### Recorded information
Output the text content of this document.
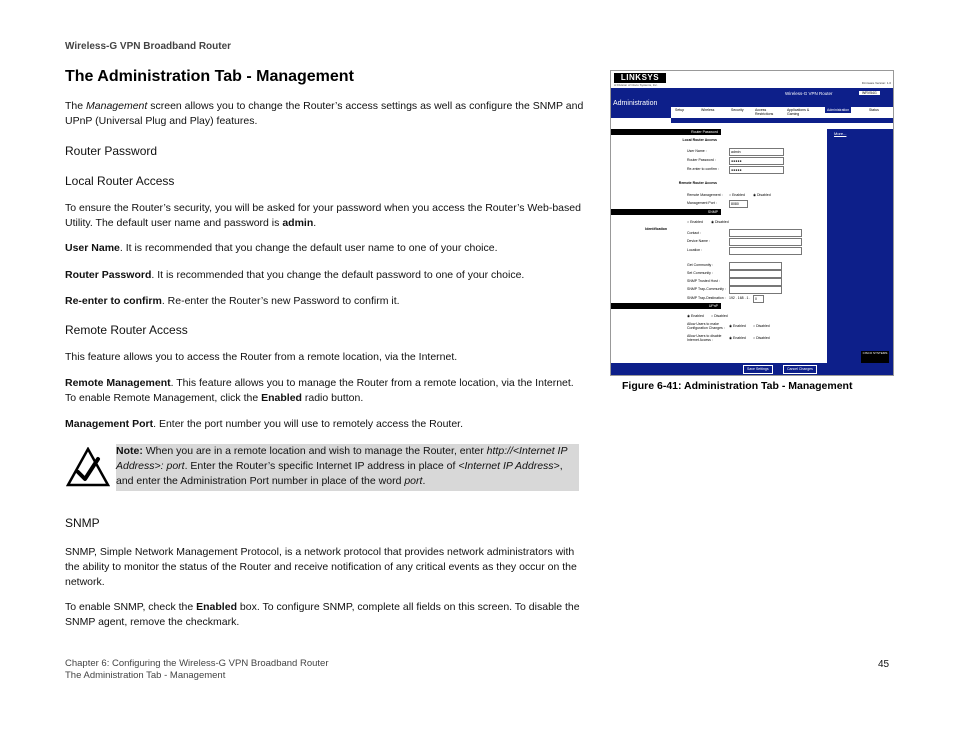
Wireless-G VPN Broadband Router
The Administration Tab - Management
The Management screen allows you to change the Router’s access settings as well as configure the SNMP and UPnP (Universal Plug and Play) features.
Router Password
Local Router Access
To ensure the Router’s security, you will be asked for your password when you access the Router’s Web-based Utility. The default user name and password is admin.
User Name. It is recommended that you change the default user name to one of your choice.
Router Password. It is recommended that you change the default password to one of your choice.
Re-enter to confirm. Re-enter the Router’s new Password to confirm it.
Remote Router Access
This feature allows you to access the Router from a remote location, via the Internet.
Remote Management. This feature allows you to manage the Router from a remote location, via the Internet. To enable Remote Management, click the Enabled radio button.
Management Port. Enter the port number you will use to remotely access the Router.
Note: When you are in a remote location and wish to manage the Router, enter http://<Internet IP Address>: port. Enter the Router’s specific Internet IP address in place of <Internet IP Address>, and enter the Administration Port number in place of the word port.
SNMP
SNMP, Simple Network Management Protocol, is a network protocol that provides network administrators with the ability to monitor the status of the Router and receive notification of any critical events as they occur on the network.
To enable SNMP, check the Enabled box. To configure SNMP, complete all fields on this screen. To disable the SNMP agent, remove the checkmark.
LINKSYS
A Division of Cisco Systems, Inc.	Firmware Version: 1.0
Administration
Wireless-G VPN Router	WRV54G
Setup	Wireless	Security	Access Restrictions
Applications & Gaming
Administration	Status
Router Password
Local Router Access
Remote Router Access
SNMP
Identification
UPnP
User Name :	admin
Router Password :	●●●●●
Re-enter to confirm :	●●●●●
Remote Management : ○ Enabled ◉ Disabled
Management Port :	8080
○ Enabled ◉ Disabled
Contact :
Device Name :
Location :
Get Community :
Set Community :
SNMP Trusted Host :
SNMP Trap-Community :
SNMP Trap-Destination : 192 . 168 . 1 .	0
◉ Enabled ○ Disabled
Allow Users to make Configuration Changes :	◉ Enabled ○ Disabled
Allow Users to disable Internet Access :	◉ Enabled ○ Disabled
More...
CISCO SYSTEMS
Save Settings	Cancel Changes
Figure 6-41: Administration Tab - Management
Chapter 6: Configuring the Wireless-G VPN Broadband Router
The Administration Tab - Management
45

### Given problem
Where a line above holds the string "Administration", show that line.

### In response
The Administration Tab - Management
Note: When you are in a remote location and wish to manage the Router, enter http://<Internet IP Address>: port. Enter the Router’s specific Internet IP address in place of <Internet IP Address>, and enter the Administration Port number in place of the word port.
Administration
Administration	Status
Figure 6-41: Administration Tab - Management
The Administration Tab - Management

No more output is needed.